DATA TO EXAMINE
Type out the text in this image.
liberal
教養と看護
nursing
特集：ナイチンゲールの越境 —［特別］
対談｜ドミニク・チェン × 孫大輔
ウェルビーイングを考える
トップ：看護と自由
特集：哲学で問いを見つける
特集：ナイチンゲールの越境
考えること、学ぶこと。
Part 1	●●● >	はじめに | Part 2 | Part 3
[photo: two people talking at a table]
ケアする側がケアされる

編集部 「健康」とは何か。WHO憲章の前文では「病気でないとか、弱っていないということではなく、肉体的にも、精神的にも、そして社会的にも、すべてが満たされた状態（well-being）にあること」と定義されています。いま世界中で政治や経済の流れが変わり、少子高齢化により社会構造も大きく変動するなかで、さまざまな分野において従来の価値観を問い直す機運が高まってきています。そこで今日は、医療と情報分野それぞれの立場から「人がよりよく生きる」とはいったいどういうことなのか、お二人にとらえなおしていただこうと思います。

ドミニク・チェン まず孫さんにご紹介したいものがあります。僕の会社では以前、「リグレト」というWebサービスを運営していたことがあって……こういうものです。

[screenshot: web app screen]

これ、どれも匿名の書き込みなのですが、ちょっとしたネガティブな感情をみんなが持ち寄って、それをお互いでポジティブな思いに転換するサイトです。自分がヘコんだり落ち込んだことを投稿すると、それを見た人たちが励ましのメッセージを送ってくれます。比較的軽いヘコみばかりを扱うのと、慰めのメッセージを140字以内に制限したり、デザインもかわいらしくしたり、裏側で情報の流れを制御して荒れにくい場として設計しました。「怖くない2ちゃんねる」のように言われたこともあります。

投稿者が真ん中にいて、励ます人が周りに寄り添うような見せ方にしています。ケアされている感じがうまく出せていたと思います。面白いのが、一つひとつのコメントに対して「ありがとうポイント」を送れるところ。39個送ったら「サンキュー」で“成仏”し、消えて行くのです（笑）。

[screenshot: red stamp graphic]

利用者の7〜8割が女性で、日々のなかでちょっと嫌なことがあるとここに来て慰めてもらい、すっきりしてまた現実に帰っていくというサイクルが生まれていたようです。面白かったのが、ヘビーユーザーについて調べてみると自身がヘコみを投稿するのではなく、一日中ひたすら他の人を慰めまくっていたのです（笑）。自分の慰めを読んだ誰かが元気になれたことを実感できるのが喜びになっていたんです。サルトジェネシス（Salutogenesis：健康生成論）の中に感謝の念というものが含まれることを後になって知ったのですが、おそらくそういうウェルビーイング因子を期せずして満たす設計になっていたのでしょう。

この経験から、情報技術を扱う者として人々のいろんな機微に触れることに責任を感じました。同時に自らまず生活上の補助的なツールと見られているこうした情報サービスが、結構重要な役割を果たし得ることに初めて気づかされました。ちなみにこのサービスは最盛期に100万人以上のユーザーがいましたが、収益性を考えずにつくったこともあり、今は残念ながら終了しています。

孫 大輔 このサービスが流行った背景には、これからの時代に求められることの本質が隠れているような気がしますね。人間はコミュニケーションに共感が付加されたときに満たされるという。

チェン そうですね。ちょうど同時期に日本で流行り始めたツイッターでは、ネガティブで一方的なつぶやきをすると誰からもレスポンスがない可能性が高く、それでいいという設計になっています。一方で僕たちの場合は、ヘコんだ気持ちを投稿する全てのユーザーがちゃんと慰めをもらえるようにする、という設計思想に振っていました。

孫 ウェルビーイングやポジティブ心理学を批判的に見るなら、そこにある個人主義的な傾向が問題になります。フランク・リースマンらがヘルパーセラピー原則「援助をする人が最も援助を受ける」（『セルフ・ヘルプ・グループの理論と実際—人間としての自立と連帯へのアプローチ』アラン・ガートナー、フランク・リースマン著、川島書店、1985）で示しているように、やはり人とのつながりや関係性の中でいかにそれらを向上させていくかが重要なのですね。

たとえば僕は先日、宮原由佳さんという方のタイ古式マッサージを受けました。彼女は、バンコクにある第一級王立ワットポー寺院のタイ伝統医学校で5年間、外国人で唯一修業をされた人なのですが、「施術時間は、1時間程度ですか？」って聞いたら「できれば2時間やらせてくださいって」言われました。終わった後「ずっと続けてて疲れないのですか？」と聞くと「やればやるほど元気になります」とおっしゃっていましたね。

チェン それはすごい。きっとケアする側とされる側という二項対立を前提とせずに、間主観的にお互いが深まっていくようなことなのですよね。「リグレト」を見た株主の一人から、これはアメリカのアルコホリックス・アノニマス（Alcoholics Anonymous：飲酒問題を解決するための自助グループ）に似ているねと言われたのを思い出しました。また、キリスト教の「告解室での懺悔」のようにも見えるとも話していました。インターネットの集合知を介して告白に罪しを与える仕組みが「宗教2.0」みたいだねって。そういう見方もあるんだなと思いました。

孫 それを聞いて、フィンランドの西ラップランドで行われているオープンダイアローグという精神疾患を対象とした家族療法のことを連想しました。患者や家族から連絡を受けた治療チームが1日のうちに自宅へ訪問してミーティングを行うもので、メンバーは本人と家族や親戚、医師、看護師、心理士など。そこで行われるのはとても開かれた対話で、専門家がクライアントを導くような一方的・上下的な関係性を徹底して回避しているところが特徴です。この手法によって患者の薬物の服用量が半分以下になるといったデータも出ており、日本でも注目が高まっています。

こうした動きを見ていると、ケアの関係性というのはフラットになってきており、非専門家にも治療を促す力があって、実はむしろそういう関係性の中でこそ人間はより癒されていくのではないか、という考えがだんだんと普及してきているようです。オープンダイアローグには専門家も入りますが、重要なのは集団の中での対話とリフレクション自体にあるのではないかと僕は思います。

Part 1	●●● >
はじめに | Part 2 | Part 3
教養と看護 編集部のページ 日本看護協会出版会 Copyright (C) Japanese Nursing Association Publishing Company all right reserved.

--

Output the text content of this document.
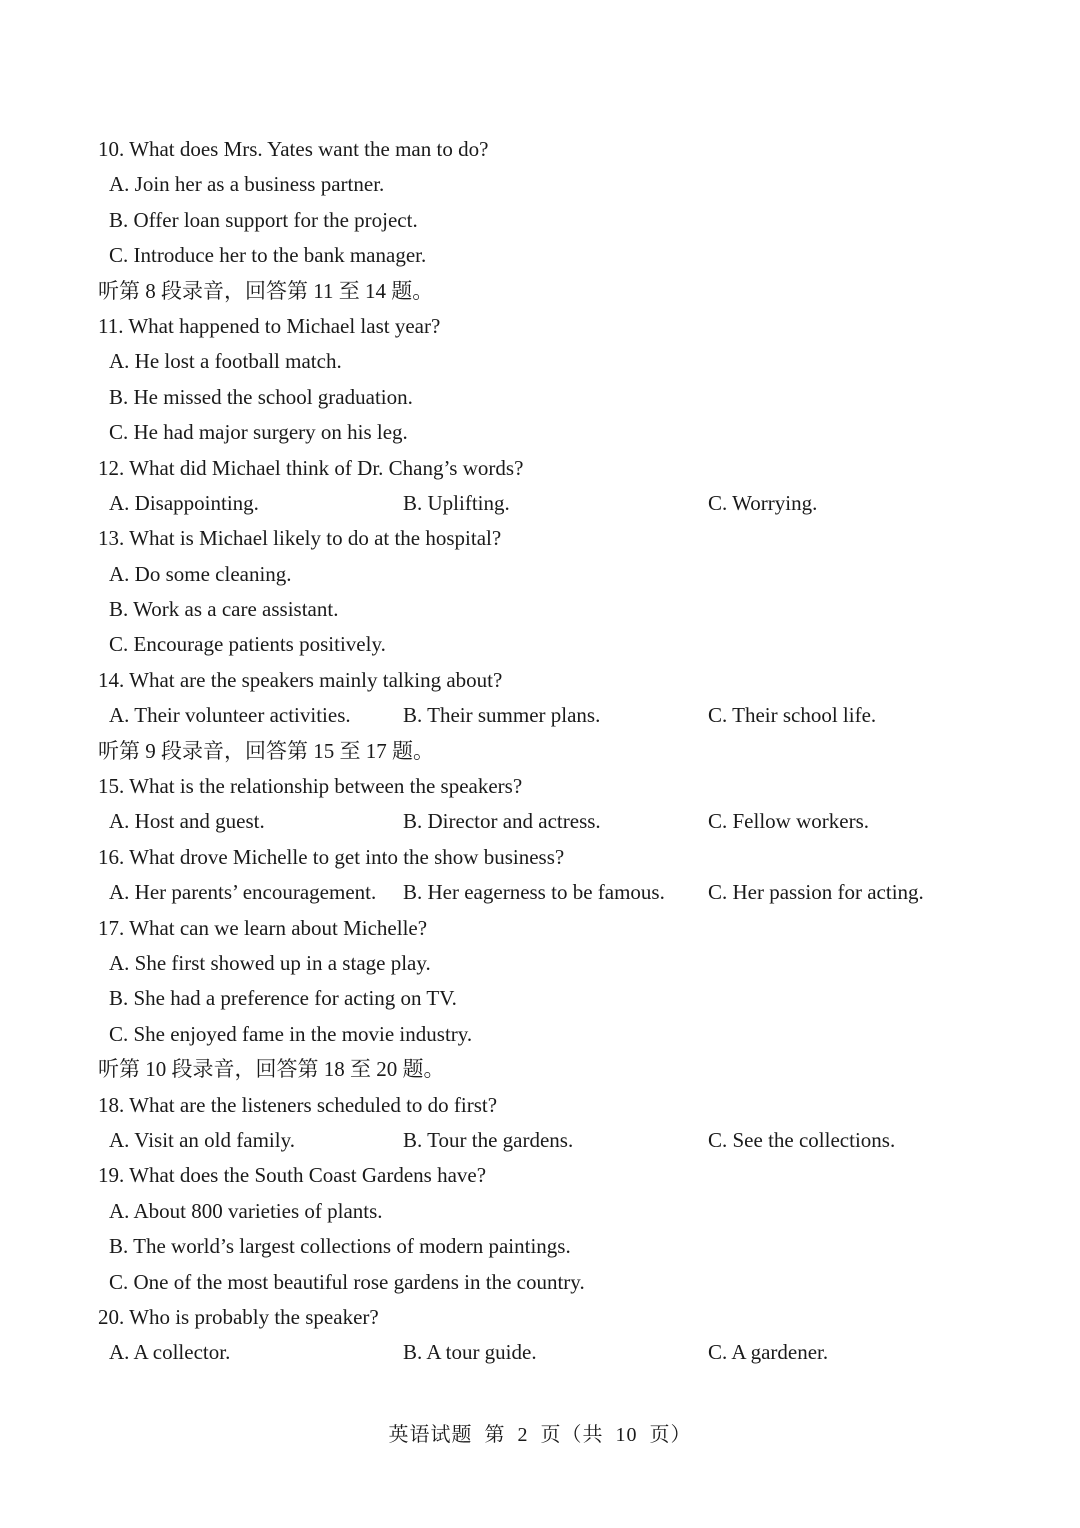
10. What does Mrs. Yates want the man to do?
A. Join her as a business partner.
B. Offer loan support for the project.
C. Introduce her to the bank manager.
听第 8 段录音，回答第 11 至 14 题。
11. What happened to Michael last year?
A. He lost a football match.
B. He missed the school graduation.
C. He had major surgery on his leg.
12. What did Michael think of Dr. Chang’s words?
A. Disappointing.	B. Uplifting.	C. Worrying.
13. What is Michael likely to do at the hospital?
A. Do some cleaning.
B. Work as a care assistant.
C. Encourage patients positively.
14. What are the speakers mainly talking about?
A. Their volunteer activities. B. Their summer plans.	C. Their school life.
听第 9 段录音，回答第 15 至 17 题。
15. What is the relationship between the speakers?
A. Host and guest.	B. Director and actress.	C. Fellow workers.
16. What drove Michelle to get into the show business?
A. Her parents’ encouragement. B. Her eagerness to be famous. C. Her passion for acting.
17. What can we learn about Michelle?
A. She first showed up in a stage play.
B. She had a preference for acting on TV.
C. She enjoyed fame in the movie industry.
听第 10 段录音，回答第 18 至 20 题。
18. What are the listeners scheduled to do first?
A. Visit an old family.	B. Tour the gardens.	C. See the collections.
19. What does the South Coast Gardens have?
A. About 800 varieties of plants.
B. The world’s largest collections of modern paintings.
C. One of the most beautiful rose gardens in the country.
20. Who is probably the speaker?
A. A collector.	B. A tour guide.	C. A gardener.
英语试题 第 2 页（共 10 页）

EXERCISE DIRECTIONS
Show the lines of the records that contain the word "text".

RESULT
Type out the text in this image.
Output the text content of this document.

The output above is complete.